#### Information shown ####

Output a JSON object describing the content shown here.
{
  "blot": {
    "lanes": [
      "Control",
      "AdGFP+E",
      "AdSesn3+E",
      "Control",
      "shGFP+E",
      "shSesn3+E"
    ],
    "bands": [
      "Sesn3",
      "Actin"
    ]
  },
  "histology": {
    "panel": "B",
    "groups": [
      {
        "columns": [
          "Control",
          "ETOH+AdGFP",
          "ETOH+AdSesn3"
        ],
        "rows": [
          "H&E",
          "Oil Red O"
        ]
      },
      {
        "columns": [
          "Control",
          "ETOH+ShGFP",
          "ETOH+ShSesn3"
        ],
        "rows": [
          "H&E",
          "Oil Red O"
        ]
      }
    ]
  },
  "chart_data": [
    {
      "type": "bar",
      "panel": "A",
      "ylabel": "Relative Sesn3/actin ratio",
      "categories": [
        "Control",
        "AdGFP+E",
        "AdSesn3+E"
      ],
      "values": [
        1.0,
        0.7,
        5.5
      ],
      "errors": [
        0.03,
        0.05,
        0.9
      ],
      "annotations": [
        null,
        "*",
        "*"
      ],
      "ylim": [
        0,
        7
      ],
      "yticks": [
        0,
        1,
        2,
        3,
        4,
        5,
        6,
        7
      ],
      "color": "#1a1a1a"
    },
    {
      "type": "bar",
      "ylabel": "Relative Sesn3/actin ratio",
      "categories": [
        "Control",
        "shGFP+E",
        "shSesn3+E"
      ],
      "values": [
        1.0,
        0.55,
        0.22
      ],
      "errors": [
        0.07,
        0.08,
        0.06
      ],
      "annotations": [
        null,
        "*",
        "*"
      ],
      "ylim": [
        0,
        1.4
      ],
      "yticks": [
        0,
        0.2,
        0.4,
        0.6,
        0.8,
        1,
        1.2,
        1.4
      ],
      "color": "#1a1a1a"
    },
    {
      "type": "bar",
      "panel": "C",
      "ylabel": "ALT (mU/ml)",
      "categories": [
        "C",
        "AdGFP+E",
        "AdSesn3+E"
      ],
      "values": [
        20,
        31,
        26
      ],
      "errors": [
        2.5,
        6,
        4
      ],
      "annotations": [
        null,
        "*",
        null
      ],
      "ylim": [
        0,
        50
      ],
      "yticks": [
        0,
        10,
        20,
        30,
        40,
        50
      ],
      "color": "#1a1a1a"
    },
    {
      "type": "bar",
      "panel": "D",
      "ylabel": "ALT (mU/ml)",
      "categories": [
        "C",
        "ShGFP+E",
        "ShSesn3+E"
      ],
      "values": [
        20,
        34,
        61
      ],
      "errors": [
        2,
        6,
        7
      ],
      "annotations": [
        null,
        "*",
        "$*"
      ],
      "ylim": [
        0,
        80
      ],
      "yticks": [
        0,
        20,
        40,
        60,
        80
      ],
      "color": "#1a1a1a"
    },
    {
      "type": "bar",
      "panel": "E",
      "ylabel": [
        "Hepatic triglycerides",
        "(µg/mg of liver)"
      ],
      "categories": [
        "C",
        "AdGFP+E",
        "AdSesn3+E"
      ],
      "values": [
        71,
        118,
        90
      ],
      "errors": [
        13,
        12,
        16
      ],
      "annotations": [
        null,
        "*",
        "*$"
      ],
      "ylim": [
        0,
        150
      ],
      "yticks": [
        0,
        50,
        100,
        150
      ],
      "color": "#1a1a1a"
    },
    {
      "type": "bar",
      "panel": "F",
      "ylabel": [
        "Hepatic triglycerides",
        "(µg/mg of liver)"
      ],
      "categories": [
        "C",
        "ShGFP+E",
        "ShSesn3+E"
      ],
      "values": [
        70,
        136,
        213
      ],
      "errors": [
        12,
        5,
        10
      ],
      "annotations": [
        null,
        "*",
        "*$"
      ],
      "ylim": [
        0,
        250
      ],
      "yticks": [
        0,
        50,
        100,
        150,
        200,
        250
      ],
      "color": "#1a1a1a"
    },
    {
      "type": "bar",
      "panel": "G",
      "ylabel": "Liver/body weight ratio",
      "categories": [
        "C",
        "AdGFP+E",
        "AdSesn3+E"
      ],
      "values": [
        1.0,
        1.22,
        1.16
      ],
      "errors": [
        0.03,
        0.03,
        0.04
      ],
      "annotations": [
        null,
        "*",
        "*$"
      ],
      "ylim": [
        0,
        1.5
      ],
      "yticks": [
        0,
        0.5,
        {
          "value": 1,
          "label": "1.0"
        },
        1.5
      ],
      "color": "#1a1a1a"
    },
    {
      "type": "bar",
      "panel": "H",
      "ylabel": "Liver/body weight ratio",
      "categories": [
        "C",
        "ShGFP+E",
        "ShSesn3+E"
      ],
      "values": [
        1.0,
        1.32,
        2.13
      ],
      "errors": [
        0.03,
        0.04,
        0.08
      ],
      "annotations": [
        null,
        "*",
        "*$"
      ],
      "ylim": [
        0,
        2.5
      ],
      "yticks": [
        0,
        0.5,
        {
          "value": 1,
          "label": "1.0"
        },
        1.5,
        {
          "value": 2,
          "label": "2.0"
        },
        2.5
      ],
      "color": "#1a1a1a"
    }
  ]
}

####

__Aim of the exercise__:
Report each line in the data that holds the word "ETOH".

__Task result__:
          "ETOH+AdGFP",
          "ETOH+AdSesn3"
          "ETOH+ShGFP",
          "ETOH+ShSesn3"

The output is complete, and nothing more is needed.